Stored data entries
= = = =
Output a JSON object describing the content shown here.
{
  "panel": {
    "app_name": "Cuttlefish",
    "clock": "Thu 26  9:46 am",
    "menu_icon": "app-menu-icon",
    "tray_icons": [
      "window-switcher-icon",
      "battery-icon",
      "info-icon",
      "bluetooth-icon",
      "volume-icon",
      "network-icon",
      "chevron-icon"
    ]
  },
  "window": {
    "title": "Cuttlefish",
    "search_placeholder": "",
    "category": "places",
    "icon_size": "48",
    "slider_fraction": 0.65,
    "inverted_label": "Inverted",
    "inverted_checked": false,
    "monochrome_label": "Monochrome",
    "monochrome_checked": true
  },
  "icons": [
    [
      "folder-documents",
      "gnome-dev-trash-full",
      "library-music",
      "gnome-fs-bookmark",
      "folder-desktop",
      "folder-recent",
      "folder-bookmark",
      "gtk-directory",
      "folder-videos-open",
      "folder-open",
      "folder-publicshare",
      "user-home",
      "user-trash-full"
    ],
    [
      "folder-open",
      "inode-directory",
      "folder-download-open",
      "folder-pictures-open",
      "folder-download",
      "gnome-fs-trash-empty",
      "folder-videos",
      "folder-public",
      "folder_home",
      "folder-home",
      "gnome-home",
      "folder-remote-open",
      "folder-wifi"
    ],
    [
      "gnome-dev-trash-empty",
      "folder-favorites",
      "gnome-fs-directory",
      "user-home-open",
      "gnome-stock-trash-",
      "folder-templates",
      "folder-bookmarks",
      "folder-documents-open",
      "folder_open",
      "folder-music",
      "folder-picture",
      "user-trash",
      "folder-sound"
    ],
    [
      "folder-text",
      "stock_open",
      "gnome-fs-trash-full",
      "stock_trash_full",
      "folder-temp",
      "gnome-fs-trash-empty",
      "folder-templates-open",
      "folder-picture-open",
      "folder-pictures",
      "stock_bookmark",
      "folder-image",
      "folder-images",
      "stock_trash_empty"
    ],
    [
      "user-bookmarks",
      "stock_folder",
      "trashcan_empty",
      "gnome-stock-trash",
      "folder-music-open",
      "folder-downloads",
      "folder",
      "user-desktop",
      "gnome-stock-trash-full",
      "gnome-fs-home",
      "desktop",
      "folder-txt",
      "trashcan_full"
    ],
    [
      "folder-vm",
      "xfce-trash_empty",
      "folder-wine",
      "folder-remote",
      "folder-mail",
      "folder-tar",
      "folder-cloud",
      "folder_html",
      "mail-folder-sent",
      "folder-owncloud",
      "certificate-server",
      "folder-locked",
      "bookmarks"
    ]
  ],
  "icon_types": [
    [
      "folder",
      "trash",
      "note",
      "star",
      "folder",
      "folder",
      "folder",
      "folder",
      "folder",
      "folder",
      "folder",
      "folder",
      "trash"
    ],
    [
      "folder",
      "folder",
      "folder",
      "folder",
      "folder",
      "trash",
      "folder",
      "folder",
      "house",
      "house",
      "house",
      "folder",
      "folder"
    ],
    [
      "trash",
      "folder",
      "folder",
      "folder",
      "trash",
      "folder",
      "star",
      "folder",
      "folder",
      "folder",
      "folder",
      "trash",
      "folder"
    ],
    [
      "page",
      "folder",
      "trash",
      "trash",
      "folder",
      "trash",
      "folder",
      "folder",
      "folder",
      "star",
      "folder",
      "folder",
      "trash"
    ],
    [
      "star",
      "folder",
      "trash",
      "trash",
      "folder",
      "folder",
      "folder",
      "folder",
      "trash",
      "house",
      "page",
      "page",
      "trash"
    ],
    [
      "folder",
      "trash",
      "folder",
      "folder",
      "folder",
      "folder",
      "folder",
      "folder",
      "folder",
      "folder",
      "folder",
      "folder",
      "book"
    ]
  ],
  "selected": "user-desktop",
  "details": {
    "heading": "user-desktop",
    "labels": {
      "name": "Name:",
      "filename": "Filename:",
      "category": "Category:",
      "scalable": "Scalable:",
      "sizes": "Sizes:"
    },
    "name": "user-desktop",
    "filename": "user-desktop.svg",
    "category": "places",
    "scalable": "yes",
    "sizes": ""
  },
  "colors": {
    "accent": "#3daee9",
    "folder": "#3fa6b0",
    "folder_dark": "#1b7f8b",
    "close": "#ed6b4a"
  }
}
= = = =
- [Directive]
Retype all the records, matching them exactly.

- [The result]
Output a JSON object describing the content shown here.
{
  "panel": {
    "app_name": "Cuttlefish",
    "clock": "Thu 26  9:46 am",
    "menu_icon": "app-menu-icon",
    "tray_icons": [
      "window-switcher-icon",
      "battery-icon",
      "info-icon",
      "bluetooth-icon",
      "volume-icon",
      "network-icon",
      "chevron-icon"
    ]
  },
  "window": {
    "title": "Cuttlefish",
    "search_placeholder": "",
    "category": "places",
    "icon_size": "48",
    "slider_fraction": 0.65,
    "inverted_label": "Inverted",
    "inverted_checked": false,
    "monochrome_label": "Monochrome",
    "monochrome_checked": true
  },
  "icons": [
    [
      "folder-documents",
      "gnome-dev-trash-full",
      "library-music",
      "gnome-fs-bookmark",
      "folder-desktop",
      "folder-recent",
      "folder-bookmark",
      "gtk-directory",
      "folder-videos-open",
      "folder-open",
      "folder-publicshare",
      "user-home",
      "user-trash-full"
    ],
    [
      "folder-open",
      "inode-directory",
      "folder-download-open",
      "folder-pictures-open",
      "folder-download",
      "gnome-fs-trash-empty",
      "folder-videos",
      "folder-public",
      "folder_home",
      "folder-home",
      "gnome-home",
      "folder-remote-open",
      "folder-wifi"
    ],
    [
      "gnome-dev-trash-empty",
      "folder-favorites",
      "gnome-fs-directory",
      "user-home-open",
      "gnome-stock-trash-",
      "folder-templates",
      "folder-bookmarks",
      "folder-documents-open",
      "folder_open",
      "folder-music",
      "folder-picture",
      "user-trash",
      "folder-sound"
    ],
    [
      "folder-text",
      "stock_open",
      "gnome-fs-trash-full",
      "stock_trash_full",
      "folder-temp",
      "gnome-fs-trash-empty",
      "folder-templates-open",
      "folder-picture-open",
      "folder-pictures",
      "stock_bookmark",
      "folder-image",
      "folder-images",
      "stock_trash_empty"
    ],
    [
      "user-bookmarks",
      "stock_folder",
      "trashcan_empty",
      "gnome-stock-trash",
      "folder-music-open",
      "folder-downloads",
      "folder",
      "user-desktop",
      "gnome-stock-trash-full",
      "gnome-fs-home",
      "desktop",
      "folder-txt",
      "trashcan_full"
    ],
    [
      "folder-vm",
      "xfce-trash_empty",
      "folder-wine",
      "folder-remote",
      "folder-mail",
      "folder-tar",
      "folder-cloud",
      "folder_html",
      "mail-folder-sent",
      "folder-owncloud",
      "certificate-server",
      "folder-locked",
      "bookmarks"
    ]
  ],
  "icon_types": [
    [
      "folder",
      "trash",
      "note",
      "star",
      "folder",
      "folder",
      "folder",
      "folder",
      "folder",
      "folder",
      "folder",
      "folder",
      "trash"
    ],
    [
      "folder",
      "folder",
      "folder",
      "folder",
      "folder",
      "trash",
      "folder",
      "folder",
      "house",
      "house",
      "house",
      "folder",
      "folder"
    ],
    [
      "trash",
      "folder",
      "folder",
      "folder",
      "trash",
      "folder",
      "star",
      "folder",
      "folder",
      "folder",
      "folder",
      "trash",
      "folder"
    ],
    [
      "page",
      "folder",
      "trash",
      "trash",
      "folder",
      "trash",
      "folder",
      "folder",
      "folder",
      "star",
      "folder",
      "folder",
      "trash"
    ],
    [
      "star",
      "folder",
      "trash",
      "trash",
      "folder",
      "folder",
      "folder",
      "folder",
      "trash",
      "house",
      "page",
      "page",
      "trash"
    ],
    [
      "folder",
      "trash",
      "folder",
      "folder",
      "folder",
      "folder",
      "folder",
      "folder",
      "folder",
      "folder",
      "folder",
      "folder",
      "book"
    ]
  ],
  "selected": "user-desktop",
  "details": {
    "heading": "user-desktop",
    "labels": {
      "name": "Name:",
      "filename": "Filename:",
      "category": "Category:",
      "scalable": "Scalable:",
      "sizes": "Sizes:"
    },
    "name": "user-desktop",
    "filename": "user-desktop.svg",
    "category": "places",
    "scalable": "yes",
    "sizes": ""
  },
  "colors": {
    "accent": "#3daee9",
    "folder": "#3fa6b0",
    "folder_dark": "#1b7f8b",
    "close": "#ed6b4a"
  }
}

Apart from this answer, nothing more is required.